[Article]
By J Hutcherson - WASHINGTON, DC (Sep 11, 2012) US Soccer Players – CONCACAF's Group A could become complicated at the end of the night. If things go as the United States expects, we’ll have three teams separated by goal difference. That will take a quick statement of purpose against a team that beat the USA just a few days ago. Jamaica looms large, showing up ideas that the US tried to put into practice over 90 minutes in Kingston. With that in mind, here's what I'm looking for later tonight in Columbus.
It's been awhile since we've seen the lack of connections between the midfield and the defense and the attack that was on display over large portions of the game in Jamaica. That might've been circumstantial. Overlapping assignments, an opponent not playing as expected, and the speed of play can catch up with any team. For the United States, it produced a lack of cohesion with the midfield turning from an advantage to a trouble spot. The US midfield corps is arguably the strongest in CONCACAF, and it's a deserved reputation. Now we see that it can also be a liability, with the midfield providing its own disruption at the expense of any flow. Without that, the US played the kind of stop/start style that rarely benefits a team at any level. Credit Jamaica for the game they played, but part of this was US tactics not working.

[Recorded data]
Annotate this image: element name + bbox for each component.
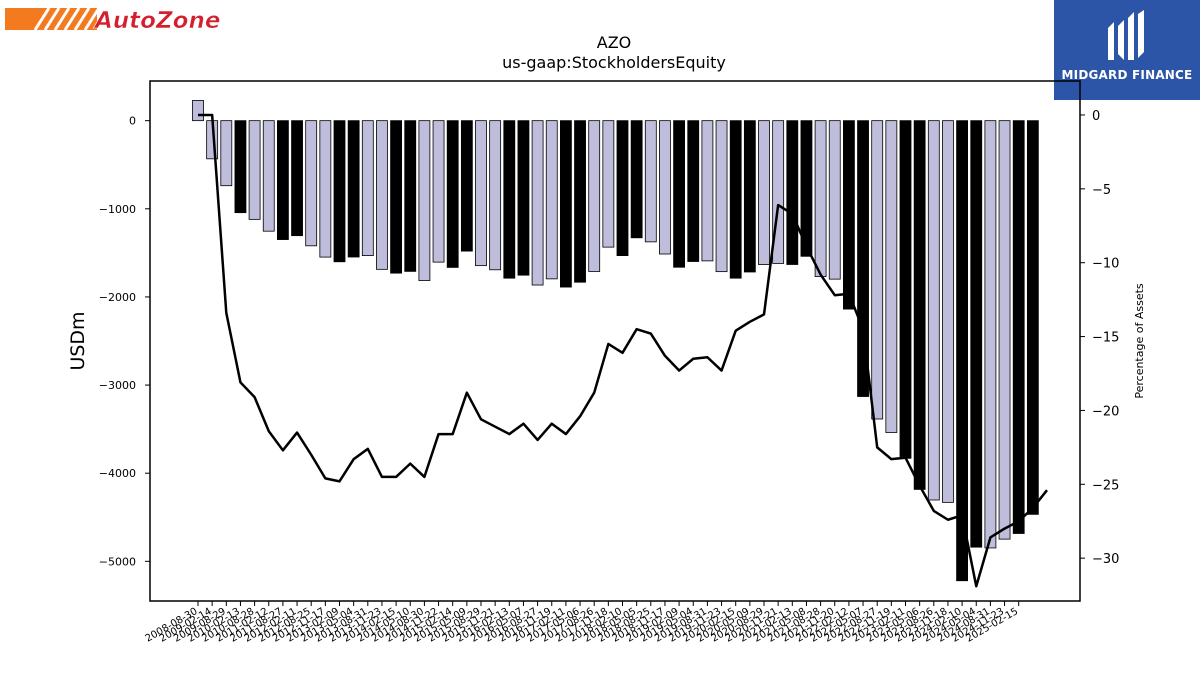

[Given problem A] Repeat the passage of the soccer article from "By J Hutcherson" to "tonight in Columbus." word for word.
[Given problem B] In the soccer article, which team's midfield corps is called arguably the strongest in CONCACAF?

[Worked answer A]
By J Hutcherson - WASHINGTON, DC (Sep 11, 2012) US Soccer Players – CONCACAF's Group A could become complicated at the end of the night. If things go as the United States expects, we’ll have three teams separated by goal difference. That will take a quick statement of purpose against a team that beat the USA just a few days ago. Jamaica looms large, showing up ideas that the US tried to put into practice over 90 minutes in Kingston. With that in mind, here's what I'm looking for later tonight in Columbus.

[Worked answer B] The United States midfield corps.